- _PROVIDED RECORDS_
※

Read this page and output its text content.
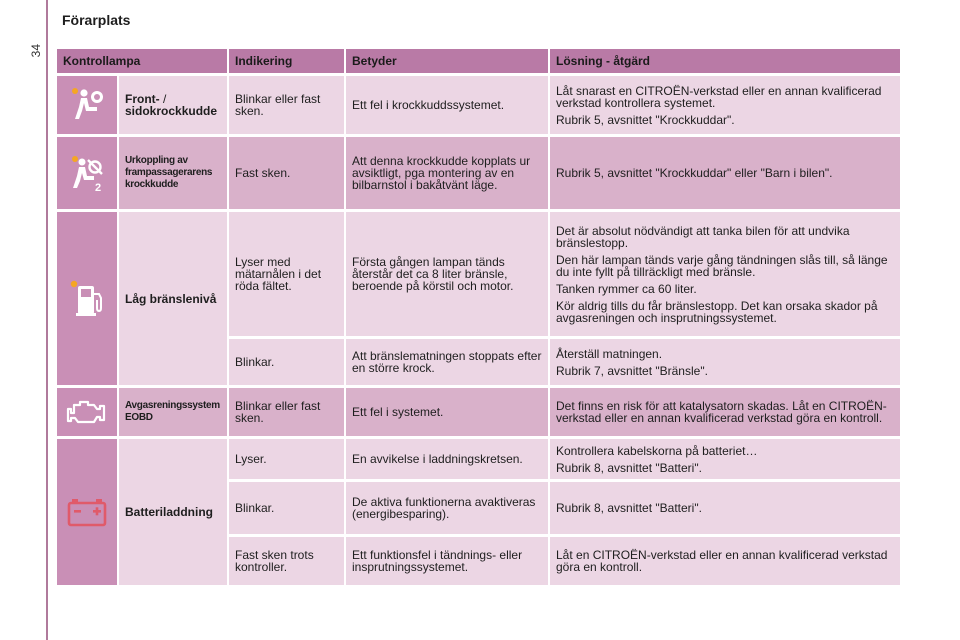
34
Förarplats
Kontrollampa		Indikering	Betyder	Lösning - åtgärd

	Front- /
sidokrockkudde	Blinkar eller fast sken.	Ett fel i krockkuddssystemet.	Låt snarast en CITROËN-verkstad eller en annan kvalificerad verkstad kontrollera systemet.
Rubrik 5, avsnittet "Krockkuddar".

2	Urkoppling av frampassagerarens krockkudde	Fast sken.	Att denna krockkudde kopplats ur avsiktligt, pga montering av en bilbarnstol i bakåtvänt läge.	Rubrik 5, avsnittet "Krockkuddar" eller "Barn i bilen".

	Låg bränslenivå	Lyser med mätarnålen i det röda fältet.	Första gången lampan tänds återstår det ca 8 liter bränsle, beroende på körstil och motor.	Det är absolut nödvändigt att tanka bilen för att undvika bränslestopp.
Den här lampan tänds varje gång tändningen slås till, så länge du inte fyllt på tillräckligt med bränsle.
Tanken rymmer ca 60 liter.
Kör aldrig tills du får bränslestopp. Det kan orsaka skador på avgasreningen och insprutningssystemet.

		Blinkar.	Att bränslematningen stoppats efter en större krock.	Återställ matningen.
Rubrik 7, avsnittet "Bränsle".

	Avgasreningssystem EOBD	Blinkar eller fast sken.	Ett fel i systemet.	Det finns en risk för att katalysatorn skadas. Låt en CITROËN-verkstad eller en annan kvalificerad verkstad göra en kontroll.

	Batteriladdning	Lyser.	En avvikelse i laddningskretsen.	Kontrollera kabelskorna på batteriet…
Rubrik 8, avsnittet "Batteri".

		Blinkar.	De aktiva funktionerna avaktiveras (energibesparing).	Rubrik 8, avsnittet "Batteri".
		Fast sken trots kontroller.	Ett funktionsfel i tändnings- eller insprutningssystemet.	Låt en CITROËN-verkstad eller en annan kvalificerad verkstad göra en kontroll.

※

- _AIM_
Drop the images and quote the entries word for word.

- _RESULT OF THE EXERCISE_
Read this page and output its text content.
34
Förarplats
Kontrollampa		Indikering	Betyder	Lösning - åtgärd

	Front- /
sidokrockkudde	Blinkar eller fast sken.	Ett fel i krockkuddssystemet.	Låt snarast en CITROËN-verkstad eller en annan kvalificerad verkstad kontrollera systemet.
Rubrik 5, avsnittet "Krockkuddar".

2	Urkoppling av frampassagerarens krockkudde	Fast sken.	Att denna krockkudde kopplats ur avsiktligt, pga montering av en bilbarnstol i bakåtvänt läge.	Rubrik 5, avsnittet "Krockkuddar" eller "Barn i bilen".

	Låg bränslenivå	Lyser med mätarnålen i det röda fältet.	Första gången lampan tänds återstår det ca 8 liter bränsle, beroende på körstil och motor.	Det är absolut nödvändigt att tanka bilen för att undvika bränslestopp.
Den här lampan tänds varje gång tändningen slås till, så länge du inte fyllt på tillräckligt med bränsle.
Tanken rymmer ca 60 liter.
Kör aldrig tills du får bränslestopp. Det kan orsaka skador på avgasreningen och insprutningssystemet.

		Blinkar.	Att bränslematningen stoppats efter en större krock.	Återställ matningen.
Rubrik 7, avsnittet "Bränsle".

	Avgasreningssystem EOBD	Blinkar eller fast sken.	Ett fel i systemet.	Det finns en risk för att katalysatorn skadas. Låt en CITROËN-verkstad eller en annan kvalificerad verkstad göra en kontroll.

	Batteriladdning	Lyser.	En avvikelse i laddningskretsen.	Kontrollera kabelskorna på batteriet…
Rubrik 8, avsnittet "Batteri".

		Blinkar.	De aktiva funktionerna avaktiveras (energibesparing).	Rubrik 8, avsnittet "Batteri".
		Fast sken trots kontroller.	Ett funktionsfel i tändnings- eller insprutningssystemet.	Låt en CITROËN-verkstad eller en annan kvalificerad verkstad göra en kontroll.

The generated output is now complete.